### SHORT TASK
What follows is a set of entries. Give them again exactly, without the pictures.

### RECORDS TO USE
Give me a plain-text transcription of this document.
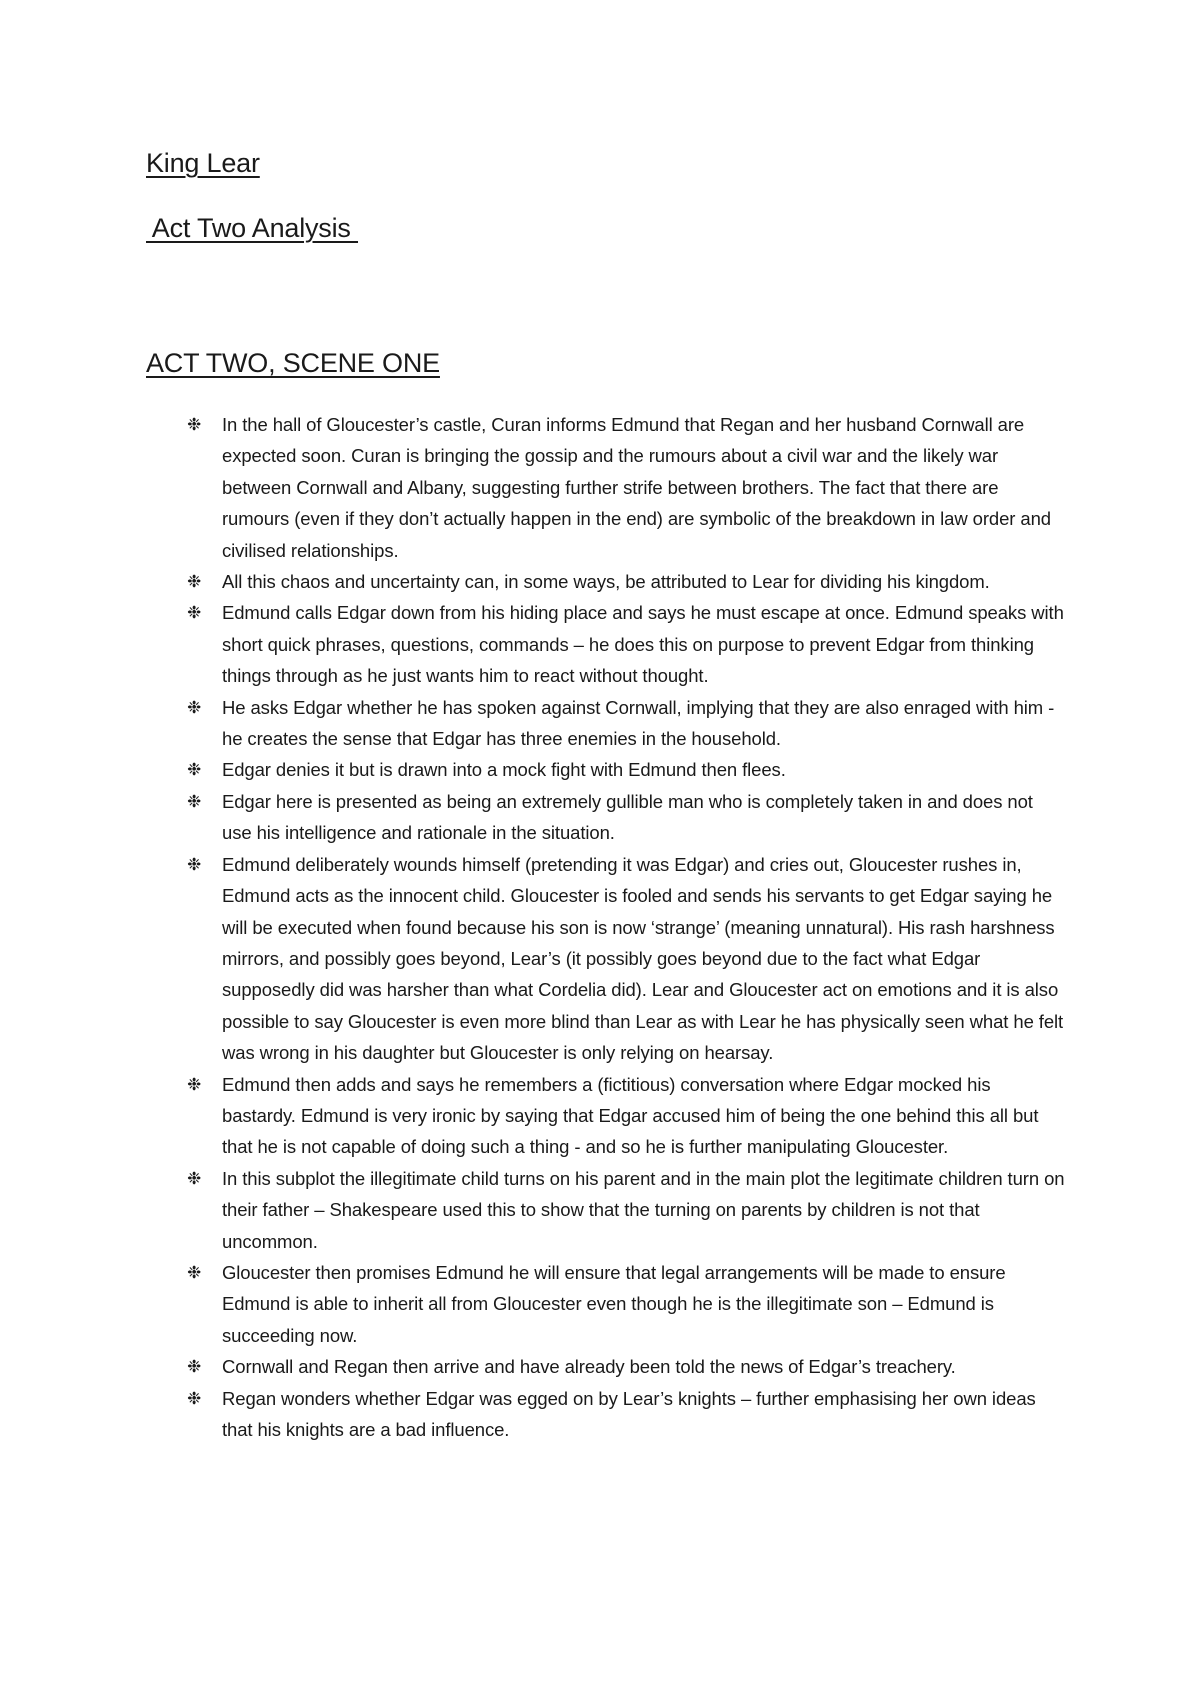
King Lear
Act Two Analysis
ACT TWO, SCENE ONE
❉ In the hall of Gloucester’s castle, Curan informs Edmund that Regan and her husband Cornwall are expected soon. Curan is bringing the gossip and the rumours about a civil war and the likely war between Cornwall and Albany, suggesting further strife between brothers. The fact that there are rumours (even if they don’t actually happen in the end) are symbolic of the breakdown in law order and civilised relationships.
❉ All this chaos and uncertainty can, in some ways, be attributed to Lear for dividing his kingdom.
❉ Edmund calls Edgar down from his hiding place and says he must escape at once. Edmund speaks with short quick phrases, questions, commands – he does this on purpose to prevent Edgar from thinking things through as he just wants him to react without thought.
❉ He asks Edgar whether he has spoken against Cornwall, implying that they are also enraged with him - he creates the sense that Edgar has three enemies in the household.
❉ Edgar denies it but is drawn into a mock fight with Edmund then flees.
❉ Edgar here is presented as being an extremely gullible man who is completely taken in and does not use his intelligence and rationale in the situation.
❉ Edmund deliberately wounds himself (pretending it was Edgar) and cries out, Gloucester rushes in, Edmund acts as the innocent child. Gloucester is fooled and sends his servants to get Edgar saying he will be executed when found because his son is now ‘strange’ (meaning unnatural). His rash harshness mirrors, and possibly goes beyond, Lear’s (it possibly goes beyond due to the fact what Edgar supposedly did was harsher than what Cordelia did). Lear and Gloucester act on emotions and it is also possible to say Gloucester is even more blind than Lear as with Lear he has physically seen what he felt was wrong in his daughter but Gloucester is only relying on hearsay.
❉ Edmund then adds and says he remembers a (fictitious) conversation where Edgar mocked his bastardy. Edmund is very ironic by saying that Edgar accused him of being the one behind this all but that he is not capable of doing such a thing - and so he is further manipulating Gloucester.
❉ In this subplot the illegitimate child turns on his parent and in the main plot the legitimate children turn on their father – Shakespeare used this to show that the turning on parents by children is not that uncommon.
❉ Gloucester then promises Edmund he will ensure that legal arrangements will be made to ensure Edmund is able to inherit all from Gloucester even though he is the illegitimate son – Edmund is succeeding now.
❉ Cornwall and Regan then arrive and have already been told the news of Edgar’s treachery.
❉ Regan wonders whether Edgar was egged on by Lear’s knights – further emphasising her own ideas that his knights are a bad influence.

### CORRECT RESULT
Give me a plain-text transcription of this document.
King Lear
Act Two Analysis
ACT TWO, SCENE ONE
❉ In the hall of Gloucester’s castle, Curan informs Edmund that Regan and her husband Cornwall are expected soon. Curan is bringing the gossip and the rumours about a civil war and the likely war between Cornwall and Albany, suggesting further strife between brothers. The fact that there are rumours (even if they don’t actually happen in the end) are symbolic of the breakdown in law order and civilised relationships.
❉ All this chaos and uncertainty can, in some ways, be attributed to Lear for dividing his kingdom.
❉ Edmund calls Edgar down from his hiding place and says he must escape at once. Edmund speaks with short quick phrases, questions, commands – he does this on purpose to prevent Edgar from thinking things through as he just wants him to react without thought.
❉ He asks Edgar whether he has spoken against Cornwall, implying that they are also enraged with him - he creates the sense that Edgar has three enemies in the household.
❉ Edgar denies it but is drawn into a mock fight with Edmund then flees.
❉ Edgar here is presented as being an extremely gullible man who is completely taken in and does not use his intelligence and rationale in the situation.
❉ Edmund deliberately wounds himself (pretending it was Edgar) and cries out, Gloucester rushes in, Edmund acts as the innocent child. Gloucester is fooled and sends his servants to get Edgar saying he will be executed when found because his son is now ‘strange’ (meaning unnatural). His rash harshness mirrors, and possibly goes beyond, Lear’s (it possibly goes beyond due to the fact what Edgar supposedly did was harsher than what Cordelia did). Lear and Gloucester act on emotions and it is also possible to say Gloucester is even more blind than Lear as with Lear he has physically seen what he felt was wrong in his daughter but Gloucester is only relying on hearsay.
❉ Edmund then adds and says he remembers a (fictitious) conversation where Edgar mocked his bastardy. Edmund is very ironic by saying that Edgar accused him of being the one behind this all but that he is not capable of doing such a thing - and so he is further manipulating Gloucester.
❉ In this subplot the illegitimate child turns on his parent and in the main plot the legitimate children turn on their father – Shakespeare used this to show that the turning on parents by children is not that uncommon.
❉ Gloucester then promises Edmund he will ensure that legal arrangements will be made to ensure Edmund is able to inherit all from Gloucester even though he is the illegitimate son – Edmund is succeeding now.
❉ Cornwall and Regan then arrive and have already been told the news of Edgar’s treachery.
❉ Regan wonders whether Edgar was egged on by Lear’s knights – further emphasising her own ideas that his knights are a bad influence.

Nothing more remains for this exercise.